■ What needs to be done
Each line that includes "差旅费报销" counts once; give the total and nothing besides.

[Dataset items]
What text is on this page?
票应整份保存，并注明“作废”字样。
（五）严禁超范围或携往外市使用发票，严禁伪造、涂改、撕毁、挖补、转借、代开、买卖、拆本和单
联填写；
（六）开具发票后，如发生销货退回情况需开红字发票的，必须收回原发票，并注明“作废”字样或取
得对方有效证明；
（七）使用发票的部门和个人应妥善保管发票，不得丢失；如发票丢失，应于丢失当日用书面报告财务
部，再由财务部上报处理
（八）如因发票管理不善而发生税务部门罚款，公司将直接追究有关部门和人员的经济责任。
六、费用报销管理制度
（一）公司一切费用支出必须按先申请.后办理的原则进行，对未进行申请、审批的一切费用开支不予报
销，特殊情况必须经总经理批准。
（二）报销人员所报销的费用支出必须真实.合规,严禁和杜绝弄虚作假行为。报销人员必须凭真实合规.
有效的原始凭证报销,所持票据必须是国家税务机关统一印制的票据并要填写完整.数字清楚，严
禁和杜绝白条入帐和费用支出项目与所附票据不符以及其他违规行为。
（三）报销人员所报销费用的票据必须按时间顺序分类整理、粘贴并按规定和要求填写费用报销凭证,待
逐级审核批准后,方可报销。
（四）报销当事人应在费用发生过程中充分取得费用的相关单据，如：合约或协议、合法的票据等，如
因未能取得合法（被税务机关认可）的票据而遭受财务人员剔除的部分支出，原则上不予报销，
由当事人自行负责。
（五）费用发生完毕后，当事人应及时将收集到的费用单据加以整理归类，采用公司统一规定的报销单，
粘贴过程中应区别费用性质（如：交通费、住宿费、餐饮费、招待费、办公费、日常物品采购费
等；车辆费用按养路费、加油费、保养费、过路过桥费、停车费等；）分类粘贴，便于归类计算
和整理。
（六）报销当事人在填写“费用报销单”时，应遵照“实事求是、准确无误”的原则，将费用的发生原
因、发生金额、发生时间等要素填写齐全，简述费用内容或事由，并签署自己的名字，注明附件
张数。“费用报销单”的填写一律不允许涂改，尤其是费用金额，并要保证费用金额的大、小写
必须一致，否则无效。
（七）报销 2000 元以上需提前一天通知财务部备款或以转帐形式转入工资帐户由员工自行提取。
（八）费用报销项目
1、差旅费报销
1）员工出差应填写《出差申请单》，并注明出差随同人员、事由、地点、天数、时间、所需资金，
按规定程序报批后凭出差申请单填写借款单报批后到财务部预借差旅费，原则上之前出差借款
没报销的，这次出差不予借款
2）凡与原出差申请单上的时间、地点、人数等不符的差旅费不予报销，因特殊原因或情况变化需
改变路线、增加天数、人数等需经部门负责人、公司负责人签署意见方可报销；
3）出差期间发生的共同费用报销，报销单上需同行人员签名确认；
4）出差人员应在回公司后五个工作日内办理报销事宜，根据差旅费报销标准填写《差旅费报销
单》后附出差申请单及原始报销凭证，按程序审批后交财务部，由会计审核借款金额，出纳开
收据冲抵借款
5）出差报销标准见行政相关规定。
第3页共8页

■ Complete response
2